Work to do:
Extract each line bearing the word "posible".

Saved entries:
▬▬▬

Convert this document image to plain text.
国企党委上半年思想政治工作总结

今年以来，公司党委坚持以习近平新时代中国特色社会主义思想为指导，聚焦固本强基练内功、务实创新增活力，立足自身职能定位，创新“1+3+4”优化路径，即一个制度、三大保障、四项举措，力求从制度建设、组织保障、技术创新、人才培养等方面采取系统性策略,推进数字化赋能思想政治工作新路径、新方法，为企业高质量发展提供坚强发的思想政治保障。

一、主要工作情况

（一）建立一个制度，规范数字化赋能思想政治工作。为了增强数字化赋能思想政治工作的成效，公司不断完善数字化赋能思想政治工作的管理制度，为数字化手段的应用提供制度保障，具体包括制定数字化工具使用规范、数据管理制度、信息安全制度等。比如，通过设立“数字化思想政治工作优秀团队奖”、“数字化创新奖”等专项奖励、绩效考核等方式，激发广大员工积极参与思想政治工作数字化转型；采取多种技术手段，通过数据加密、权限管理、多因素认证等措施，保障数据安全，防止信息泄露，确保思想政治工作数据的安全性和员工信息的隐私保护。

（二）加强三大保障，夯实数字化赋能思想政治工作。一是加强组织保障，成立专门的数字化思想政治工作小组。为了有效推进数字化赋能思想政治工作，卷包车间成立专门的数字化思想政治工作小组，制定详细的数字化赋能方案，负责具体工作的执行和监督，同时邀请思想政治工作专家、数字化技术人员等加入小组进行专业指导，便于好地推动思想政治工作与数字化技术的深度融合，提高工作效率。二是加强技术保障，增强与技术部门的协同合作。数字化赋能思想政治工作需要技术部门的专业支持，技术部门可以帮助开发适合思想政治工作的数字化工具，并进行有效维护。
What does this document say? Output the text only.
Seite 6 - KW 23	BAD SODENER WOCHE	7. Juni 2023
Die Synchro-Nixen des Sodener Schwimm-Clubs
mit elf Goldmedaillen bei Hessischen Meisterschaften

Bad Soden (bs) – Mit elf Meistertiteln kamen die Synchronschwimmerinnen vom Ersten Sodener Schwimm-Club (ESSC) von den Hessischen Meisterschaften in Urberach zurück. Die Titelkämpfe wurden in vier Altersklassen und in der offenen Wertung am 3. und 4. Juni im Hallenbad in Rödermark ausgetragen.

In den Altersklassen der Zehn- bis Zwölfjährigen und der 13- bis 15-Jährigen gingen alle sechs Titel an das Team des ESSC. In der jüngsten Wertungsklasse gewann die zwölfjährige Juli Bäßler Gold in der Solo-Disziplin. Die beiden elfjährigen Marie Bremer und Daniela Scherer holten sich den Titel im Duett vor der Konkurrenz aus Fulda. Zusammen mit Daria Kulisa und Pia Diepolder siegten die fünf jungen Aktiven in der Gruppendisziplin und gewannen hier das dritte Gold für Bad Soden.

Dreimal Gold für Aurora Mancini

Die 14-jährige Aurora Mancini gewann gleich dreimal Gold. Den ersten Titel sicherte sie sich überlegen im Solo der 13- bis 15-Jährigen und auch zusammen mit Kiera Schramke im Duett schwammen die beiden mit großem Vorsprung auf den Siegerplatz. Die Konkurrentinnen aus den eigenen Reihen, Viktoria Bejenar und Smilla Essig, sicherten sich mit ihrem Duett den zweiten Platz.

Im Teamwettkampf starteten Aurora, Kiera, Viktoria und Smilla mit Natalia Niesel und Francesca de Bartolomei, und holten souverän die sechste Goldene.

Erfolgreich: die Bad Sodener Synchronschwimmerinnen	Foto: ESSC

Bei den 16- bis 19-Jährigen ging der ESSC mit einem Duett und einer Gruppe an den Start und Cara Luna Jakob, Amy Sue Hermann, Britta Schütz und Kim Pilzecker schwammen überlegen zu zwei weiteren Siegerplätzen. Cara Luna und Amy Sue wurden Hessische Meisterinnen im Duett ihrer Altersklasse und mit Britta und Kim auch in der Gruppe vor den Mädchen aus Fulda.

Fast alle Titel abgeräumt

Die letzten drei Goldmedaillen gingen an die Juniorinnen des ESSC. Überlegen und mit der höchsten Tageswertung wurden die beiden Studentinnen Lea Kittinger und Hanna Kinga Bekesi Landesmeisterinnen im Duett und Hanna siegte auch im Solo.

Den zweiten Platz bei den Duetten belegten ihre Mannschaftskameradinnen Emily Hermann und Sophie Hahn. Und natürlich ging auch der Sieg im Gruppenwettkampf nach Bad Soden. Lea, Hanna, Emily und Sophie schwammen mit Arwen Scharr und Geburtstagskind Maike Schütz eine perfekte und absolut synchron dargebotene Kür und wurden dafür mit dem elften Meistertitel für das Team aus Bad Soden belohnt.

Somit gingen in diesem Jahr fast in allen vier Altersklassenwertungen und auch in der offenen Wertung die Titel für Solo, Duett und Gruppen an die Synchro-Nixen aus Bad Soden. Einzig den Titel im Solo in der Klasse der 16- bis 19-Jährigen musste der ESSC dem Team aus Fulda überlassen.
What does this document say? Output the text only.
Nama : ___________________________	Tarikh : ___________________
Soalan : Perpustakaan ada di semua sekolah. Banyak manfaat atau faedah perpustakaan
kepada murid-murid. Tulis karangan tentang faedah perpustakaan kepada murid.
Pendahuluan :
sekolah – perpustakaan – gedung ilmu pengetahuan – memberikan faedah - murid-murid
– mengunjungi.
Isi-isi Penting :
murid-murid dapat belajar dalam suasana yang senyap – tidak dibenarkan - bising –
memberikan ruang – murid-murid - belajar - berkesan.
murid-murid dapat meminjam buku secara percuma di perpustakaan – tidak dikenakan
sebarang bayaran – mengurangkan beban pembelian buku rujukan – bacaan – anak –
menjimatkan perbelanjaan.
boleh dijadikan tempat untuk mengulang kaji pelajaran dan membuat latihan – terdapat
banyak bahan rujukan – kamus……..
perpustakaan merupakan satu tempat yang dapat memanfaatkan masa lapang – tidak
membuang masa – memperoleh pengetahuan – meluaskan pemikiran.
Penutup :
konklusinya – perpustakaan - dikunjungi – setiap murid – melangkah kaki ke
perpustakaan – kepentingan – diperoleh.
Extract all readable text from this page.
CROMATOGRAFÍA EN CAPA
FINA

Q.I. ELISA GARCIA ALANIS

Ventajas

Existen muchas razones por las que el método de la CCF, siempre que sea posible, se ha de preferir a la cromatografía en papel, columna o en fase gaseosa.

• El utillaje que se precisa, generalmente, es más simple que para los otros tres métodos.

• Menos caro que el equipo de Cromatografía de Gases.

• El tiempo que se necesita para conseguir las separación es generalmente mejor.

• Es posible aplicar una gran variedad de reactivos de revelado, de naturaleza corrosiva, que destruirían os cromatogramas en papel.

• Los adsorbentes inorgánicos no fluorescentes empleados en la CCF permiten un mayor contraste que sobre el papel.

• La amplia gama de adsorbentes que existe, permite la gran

▬▬▬

Reply:
Existen muchas razones por las que el método de la CCF, siempre que sea posible, se ha de preferir a la cromatografía en papel, columna o en fase gaseosa.
• Es posible aplicar una gran variedad de reactivos de revelado, de naturaleza corrosiva, que destruirían os cromatogramas en papel.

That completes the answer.